Entries taken from a collection:
★ ★ ★ ★
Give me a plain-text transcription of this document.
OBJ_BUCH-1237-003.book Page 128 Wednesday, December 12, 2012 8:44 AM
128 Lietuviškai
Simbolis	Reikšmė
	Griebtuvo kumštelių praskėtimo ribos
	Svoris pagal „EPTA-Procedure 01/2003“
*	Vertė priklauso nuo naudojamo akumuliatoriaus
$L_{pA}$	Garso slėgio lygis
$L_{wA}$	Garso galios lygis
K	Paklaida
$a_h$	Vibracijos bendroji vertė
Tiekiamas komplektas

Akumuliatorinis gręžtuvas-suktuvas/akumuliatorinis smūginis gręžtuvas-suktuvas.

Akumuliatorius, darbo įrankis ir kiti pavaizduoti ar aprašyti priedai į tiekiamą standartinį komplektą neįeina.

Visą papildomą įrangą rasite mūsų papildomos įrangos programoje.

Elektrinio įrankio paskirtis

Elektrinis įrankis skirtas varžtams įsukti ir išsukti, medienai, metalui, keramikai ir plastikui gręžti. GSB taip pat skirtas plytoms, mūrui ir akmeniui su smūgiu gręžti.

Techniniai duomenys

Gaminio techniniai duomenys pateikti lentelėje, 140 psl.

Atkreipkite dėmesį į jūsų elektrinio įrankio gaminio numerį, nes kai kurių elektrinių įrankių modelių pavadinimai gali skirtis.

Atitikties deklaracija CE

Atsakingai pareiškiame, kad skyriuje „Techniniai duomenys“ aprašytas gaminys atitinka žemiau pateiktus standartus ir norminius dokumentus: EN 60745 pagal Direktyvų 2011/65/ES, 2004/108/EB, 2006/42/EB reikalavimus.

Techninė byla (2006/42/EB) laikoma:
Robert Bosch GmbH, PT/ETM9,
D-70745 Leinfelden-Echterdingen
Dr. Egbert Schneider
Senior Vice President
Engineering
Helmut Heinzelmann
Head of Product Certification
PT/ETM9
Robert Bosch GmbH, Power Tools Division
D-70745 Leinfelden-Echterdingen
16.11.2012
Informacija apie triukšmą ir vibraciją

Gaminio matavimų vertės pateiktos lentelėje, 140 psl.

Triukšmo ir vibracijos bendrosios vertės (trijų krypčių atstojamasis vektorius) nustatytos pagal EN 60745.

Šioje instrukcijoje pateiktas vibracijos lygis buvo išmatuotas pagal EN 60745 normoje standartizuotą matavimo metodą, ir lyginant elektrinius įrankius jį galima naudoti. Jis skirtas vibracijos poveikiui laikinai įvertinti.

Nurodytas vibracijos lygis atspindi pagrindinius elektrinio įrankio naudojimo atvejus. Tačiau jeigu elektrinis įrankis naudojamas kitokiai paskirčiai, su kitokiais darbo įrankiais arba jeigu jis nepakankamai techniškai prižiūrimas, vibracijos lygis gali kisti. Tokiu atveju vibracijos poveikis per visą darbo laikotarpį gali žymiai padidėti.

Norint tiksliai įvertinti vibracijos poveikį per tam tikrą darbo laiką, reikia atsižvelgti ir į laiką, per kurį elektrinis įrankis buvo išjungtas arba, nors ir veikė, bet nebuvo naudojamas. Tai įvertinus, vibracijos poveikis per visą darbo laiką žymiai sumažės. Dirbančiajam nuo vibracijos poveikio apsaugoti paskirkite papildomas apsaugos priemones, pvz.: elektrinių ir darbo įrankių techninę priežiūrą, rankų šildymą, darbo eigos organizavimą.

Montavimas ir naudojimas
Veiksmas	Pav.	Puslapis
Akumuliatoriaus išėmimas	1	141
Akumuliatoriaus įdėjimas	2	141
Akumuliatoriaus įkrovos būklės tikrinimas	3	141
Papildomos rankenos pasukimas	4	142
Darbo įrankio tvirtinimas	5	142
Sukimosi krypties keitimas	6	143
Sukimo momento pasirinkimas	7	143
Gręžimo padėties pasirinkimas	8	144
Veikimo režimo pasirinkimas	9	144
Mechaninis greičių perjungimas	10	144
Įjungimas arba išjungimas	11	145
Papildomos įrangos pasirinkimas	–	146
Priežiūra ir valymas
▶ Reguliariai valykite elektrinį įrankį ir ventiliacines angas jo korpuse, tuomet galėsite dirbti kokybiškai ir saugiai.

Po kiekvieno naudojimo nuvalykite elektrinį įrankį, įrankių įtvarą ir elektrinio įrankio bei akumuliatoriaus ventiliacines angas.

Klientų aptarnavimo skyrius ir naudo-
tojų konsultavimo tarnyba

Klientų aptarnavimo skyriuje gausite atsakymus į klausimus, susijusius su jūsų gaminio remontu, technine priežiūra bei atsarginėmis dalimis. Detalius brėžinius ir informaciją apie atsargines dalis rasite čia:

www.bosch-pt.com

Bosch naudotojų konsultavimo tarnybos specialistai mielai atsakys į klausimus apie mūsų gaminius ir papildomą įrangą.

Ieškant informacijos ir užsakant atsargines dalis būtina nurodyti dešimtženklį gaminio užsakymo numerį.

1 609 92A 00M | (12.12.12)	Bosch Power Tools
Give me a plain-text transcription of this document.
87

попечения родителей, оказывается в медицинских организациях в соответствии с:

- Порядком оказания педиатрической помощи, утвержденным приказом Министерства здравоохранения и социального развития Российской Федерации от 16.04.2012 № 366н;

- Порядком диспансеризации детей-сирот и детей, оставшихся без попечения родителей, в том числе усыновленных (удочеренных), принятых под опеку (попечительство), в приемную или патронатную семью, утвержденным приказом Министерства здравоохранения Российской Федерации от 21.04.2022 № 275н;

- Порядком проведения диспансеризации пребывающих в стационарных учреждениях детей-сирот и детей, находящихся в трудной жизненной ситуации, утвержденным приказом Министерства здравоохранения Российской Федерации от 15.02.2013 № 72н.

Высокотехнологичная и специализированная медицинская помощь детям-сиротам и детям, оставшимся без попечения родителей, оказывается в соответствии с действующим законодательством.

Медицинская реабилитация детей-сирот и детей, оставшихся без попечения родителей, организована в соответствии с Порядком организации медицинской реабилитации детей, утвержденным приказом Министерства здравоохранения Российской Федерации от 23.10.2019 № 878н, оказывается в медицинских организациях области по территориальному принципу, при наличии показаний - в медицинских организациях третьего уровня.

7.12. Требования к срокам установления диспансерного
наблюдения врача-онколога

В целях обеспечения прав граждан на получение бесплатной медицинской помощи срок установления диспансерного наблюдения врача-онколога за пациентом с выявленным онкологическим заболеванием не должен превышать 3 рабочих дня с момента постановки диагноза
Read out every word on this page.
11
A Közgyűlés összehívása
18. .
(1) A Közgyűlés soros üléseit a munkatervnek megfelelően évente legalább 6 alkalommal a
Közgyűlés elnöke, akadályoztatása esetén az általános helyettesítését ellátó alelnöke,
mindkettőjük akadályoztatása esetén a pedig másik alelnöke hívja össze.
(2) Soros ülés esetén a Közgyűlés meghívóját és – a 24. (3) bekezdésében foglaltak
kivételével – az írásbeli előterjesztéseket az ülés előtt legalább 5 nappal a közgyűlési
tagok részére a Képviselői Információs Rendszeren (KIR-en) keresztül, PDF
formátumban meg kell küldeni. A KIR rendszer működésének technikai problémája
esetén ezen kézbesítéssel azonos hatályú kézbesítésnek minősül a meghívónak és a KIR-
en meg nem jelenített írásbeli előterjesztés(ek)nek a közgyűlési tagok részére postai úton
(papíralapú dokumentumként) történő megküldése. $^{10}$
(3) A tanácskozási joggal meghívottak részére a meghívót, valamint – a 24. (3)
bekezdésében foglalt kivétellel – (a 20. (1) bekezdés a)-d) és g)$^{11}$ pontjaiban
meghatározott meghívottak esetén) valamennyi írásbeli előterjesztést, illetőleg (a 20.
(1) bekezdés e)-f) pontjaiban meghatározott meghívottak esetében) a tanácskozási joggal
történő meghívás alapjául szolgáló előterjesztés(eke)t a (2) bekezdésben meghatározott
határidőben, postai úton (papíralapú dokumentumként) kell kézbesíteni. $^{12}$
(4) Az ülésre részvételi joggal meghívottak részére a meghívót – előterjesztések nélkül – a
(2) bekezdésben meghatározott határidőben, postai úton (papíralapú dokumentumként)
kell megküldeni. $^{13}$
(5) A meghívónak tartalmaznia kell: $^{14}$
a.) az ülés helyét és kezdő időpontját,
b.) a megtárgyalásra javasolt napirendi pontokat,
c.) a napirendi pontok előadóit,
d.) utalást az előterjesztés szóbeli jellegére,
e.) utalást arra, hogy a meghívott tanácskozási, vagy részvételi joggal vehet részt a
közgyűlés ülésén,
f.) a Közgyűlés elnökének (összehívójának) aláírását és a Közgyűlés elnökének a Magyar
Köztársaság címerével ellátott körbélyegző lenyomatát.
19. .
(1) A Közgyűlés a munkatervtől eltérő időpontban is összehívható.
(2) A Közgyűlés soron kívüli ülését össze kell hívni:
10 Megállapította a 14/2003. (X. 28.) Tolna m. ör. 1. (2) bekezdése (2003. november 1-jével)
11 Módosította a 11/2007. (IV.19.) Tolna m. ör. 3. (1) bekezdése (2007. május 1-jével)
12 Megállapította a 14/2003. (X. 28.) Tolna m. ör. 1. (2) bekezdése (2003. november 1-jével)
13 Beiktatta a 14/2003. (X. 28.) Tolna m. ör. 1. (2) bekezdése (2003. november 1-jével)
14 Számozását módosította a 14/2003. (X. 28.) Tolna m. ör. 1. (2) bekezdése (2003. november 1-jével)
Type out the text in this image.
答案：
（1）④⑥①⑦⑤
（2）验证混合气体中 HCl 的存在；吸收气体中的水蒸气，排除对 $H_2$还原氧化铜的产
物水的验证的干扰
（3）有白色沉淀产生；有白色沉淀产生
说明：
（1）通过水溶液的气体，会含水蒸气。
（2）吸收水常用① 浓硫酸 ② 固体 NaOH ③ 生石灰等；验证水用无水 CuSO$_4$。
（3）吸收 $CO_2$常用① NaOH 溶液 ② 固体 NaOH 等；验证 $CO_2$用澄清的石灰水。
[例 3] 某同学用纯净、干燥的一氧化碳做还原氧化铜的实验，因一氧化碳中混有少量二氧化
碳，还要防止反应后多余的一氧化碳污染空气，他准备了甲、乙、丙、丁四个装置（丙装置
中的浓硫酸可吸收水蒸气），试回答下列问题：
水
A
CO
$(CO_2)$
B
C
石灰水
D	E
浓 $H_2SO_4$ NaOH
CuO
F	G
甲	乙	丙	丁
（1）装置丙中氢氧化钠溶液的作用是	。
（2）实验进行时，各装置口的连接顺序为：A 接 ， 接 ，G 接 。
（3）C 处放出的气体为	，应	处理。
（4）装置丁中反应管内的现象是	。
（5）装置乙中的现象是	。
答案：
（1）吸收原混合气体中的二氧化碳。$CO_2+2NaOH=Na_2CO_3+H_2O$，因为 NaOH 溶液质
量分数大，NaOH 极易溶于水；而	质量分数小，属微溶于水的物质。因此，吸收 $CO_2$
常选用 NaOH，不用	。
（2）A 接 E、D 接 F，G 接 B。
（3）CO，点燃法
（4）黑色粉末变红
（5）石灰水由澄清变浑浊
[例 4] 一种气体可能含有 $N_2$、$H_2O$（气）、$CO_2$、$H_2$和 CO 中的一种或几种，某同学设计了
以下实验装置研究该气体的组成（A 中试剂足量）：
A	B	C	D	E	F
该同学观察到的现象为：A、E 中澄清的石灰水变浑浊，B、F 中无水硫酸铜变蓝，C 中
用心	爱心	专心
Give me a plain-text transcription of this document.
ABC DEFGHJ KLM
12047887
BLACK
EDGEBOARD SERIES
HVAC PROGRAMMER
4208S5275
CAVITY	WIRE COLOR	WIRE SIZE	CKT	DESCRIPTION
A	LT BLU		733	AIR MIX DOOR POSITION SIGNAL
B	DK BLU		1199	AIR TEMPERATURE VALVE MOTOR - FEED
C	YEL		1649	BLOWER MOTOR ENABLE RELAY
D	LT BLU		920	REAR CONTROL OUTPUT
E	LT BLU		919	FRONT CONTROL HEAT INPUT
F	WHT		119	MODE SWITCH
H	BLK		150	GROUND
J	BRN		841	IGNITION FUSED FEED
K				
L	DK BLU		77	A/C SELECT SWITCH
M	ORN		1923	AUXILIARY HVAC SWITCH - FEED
★ ★ ★ ★
Your instructions:
From the material given, work out how many lines hold the string "klausimus"; state that number and nothing further.

Exercise output:
2